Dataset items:

[Start]

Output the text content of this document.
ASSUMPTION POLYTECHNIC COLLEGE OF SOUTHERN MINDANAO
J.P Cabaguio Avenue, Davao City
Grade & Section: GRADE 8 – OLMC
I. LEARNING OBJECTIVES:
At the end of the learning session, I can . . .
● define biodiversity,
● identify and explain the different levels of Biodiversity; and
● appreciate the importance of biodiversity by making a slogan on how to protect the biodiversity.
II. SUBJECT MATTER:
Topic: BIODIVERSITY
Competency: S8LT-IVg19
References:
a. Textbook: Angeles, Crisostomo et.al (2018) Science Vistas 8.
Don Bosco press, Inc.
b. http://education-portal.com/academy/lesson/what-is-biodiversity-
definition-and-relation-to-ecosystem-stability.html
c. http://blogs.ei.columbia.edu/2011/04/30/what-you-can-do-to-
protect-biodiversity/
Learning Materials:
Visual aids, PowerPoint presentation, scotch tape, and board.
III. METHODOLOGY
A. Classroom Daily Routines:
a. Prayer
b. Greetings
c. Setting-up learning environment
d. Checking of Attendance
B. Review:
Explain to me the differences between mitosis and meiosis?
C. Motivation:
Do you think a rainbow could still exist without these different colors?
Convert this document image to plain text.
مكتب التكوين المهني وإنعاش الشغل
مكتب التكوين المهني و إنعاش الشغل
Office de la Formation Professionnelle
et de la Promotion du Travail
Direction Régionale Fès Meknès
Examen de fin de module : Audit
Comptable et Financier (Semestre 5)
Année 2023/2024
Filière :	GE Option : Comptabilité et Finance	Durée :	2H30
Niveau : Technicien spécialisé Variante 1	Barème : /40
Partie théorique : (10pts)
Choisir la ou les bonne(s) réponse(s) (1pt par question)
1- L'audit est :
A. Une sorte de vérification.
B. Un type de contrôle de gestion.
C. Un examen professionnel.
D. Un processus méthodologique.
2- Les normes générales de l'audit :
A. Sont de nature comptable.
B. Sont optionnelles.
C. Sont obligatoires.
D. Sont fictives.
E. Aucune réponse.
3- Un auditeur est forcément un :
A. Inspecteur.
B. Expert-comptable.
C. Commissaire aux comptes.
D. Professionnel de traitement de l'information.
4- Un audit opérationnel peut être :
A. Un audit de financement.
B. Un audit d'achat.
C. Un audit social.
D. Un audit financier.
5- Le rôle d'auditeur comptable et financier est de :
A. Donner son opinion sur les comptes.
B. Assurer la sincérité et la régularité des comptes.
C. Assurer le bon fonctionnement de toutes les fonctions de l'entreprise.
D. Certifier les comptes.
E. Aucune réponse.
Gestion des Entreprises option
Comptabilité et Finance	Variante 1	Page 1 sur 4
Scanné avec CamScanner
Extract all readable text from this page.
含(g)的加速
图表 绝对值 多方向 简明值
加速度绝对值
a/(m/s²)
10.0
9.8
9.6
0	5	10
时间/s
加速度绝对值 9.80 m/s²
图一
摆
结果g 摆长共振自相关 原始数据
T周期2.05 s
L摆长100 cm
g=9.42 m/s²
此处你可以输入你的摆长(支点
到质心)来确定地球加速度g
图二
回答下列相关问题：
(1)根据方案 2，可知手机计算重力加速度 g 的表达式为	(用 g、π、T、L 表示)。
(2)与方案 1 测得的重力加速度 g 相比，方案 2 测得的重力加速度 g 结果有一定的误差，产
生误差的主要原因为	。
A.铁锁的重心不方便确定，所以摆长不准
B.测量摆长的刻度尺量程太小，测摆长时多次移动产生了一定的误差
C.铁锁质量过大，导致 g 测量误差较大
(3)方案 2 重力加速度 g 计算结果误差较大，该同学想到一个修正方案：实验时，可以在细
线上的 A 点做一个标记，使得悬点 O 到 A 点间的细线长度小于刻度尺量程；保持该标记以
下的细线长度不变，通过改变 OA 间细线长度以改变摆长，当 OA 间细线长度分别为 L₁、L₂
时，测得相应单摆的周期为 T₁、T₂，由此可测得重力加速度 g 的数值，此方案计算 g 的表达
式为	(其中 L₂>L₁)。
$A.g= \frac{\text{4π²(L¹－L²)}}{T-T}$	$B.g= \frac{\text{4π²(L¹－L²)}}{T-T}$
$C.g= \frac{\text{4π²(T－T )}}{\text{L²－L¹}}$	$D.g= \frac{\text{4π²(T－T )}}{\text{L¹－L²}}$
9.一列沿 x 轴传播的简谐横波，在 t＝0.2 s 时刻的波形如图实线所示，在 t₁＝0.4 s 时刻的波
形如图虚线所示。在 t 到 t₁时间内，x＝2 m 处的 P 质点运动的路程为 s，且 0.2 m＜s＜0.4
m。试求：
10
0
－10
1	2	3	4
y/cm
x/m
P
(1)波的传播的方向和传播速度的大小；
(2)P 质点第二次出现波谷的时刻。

[End]
[Start]

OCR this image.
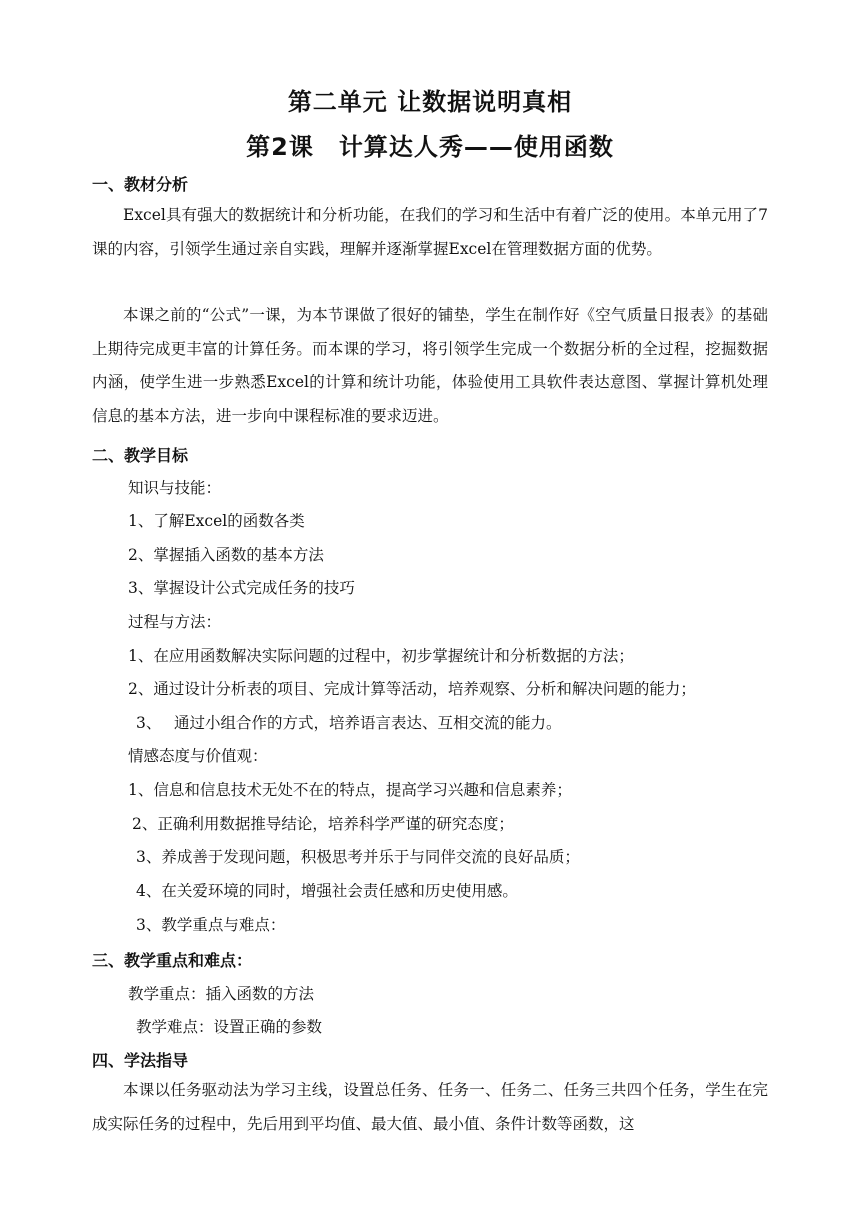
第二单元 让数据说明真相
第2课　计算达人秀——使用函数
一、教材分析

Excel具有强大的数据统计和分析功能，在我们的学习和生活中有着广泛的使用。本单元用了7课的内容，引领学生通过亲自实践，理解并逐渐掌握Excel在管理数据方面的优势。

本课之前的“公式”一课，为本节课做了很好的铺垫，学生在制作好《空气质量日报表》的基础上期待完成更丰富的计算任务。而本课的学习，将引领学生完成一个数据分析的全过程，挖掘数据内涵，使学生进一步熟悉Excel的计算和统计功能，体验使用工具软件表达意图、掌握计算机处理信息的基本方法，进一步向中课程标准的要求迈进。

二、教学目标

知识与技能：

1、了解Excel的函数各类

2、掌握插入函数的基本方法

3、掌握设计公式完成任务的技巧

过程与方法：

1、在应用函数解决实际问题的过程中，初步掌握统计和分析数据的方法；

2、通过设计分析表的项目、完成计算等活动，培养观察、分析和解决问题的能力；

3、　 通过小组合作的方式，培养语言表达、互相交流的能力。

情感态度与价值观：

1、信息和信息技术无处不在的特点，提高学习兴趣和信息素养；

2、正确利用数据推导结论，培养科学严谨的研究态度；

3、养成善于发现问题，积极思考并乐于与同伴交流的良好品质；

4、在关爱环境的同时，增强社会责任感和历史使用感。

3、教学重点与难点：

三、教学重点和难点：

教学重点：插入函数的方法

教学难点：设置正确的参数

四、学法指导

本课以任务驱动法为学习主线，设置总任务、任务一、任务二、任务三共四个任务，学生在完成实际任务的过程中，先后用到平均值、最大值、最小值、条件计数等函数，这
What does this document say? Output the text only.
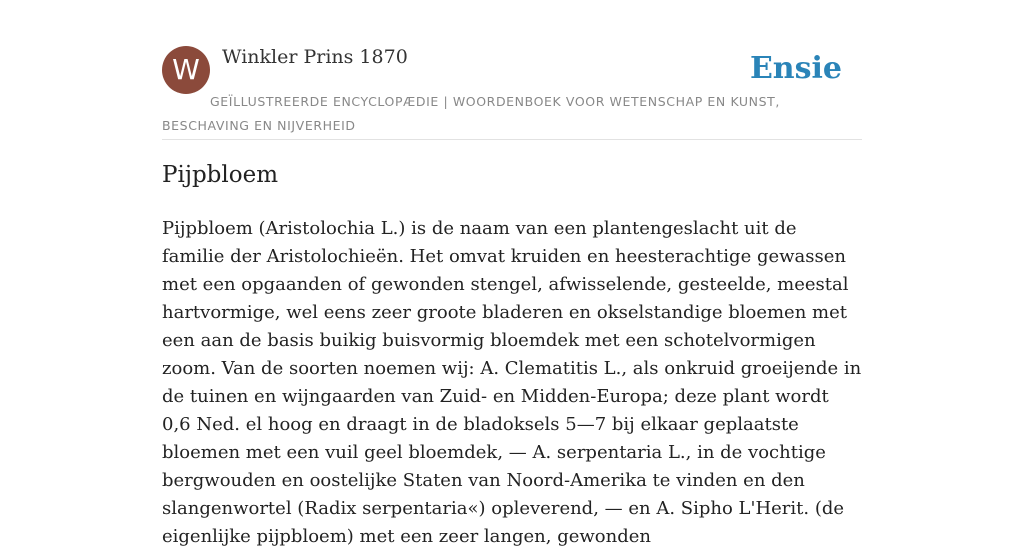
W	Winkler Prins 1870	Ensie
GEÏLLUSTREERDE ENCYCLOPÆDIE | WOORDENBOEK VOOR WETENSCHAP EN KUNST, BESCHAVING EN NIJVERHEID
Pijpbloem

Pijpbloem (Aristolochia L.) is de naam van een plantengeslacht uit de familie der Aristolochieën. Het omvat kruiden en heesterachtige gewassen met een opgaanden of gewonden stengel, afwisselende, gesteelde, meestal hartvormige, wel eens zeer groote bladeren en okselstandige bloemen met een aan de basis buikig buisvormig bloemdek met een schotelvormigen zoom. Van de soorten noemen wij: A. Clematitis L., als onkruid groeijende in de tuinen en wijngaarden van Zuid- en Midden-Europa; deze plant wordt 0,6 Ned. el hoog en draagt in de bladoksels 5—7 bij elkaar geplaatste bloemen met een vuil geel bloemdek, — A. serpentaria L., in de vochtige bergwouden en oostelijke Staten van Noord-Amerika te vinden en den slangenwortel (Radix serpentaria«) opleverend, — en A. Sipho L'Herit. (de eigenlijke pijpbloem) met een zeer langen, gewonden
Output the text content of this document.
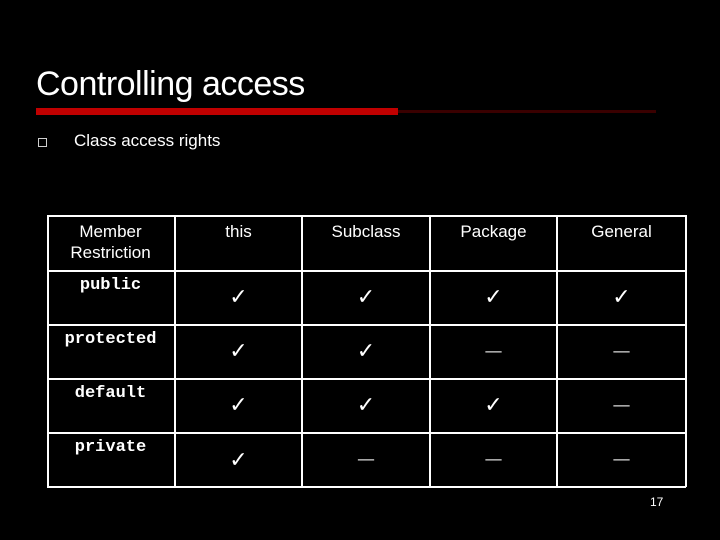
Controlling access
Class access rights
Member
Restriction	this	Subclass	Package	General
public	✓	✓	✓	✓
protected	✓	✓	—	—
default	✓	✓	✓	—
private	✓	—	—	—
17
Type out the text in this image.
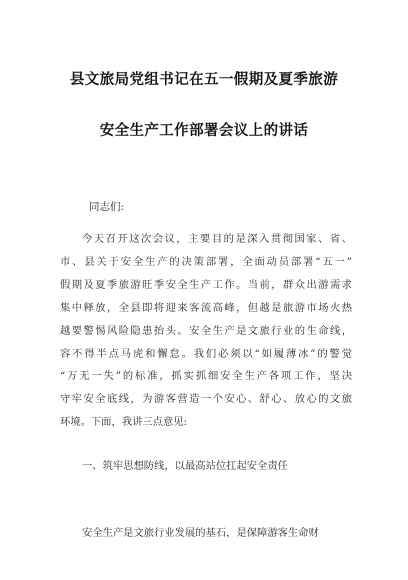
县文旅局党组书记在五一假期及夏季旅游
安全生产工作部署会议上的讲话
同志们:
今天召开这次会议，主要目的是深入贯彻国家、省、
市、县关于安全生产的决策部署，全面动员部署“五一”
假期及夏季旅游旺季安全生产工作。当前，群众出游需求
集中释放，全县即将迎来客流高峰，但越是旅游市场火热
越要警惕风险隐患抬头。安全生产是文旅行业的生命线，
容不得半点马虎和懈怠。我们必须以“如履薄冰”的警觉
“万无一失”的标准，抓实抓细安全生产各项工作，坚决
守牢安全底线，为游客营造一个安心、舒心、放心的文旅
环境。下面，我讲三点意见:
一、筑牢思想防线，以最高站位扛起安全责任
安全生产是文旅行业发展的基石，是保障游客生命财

[End]

- **Instruction**
Looking at the entries above, how many lines contain the word "التكوين"? Answer with the number alone.

- **Task response**
2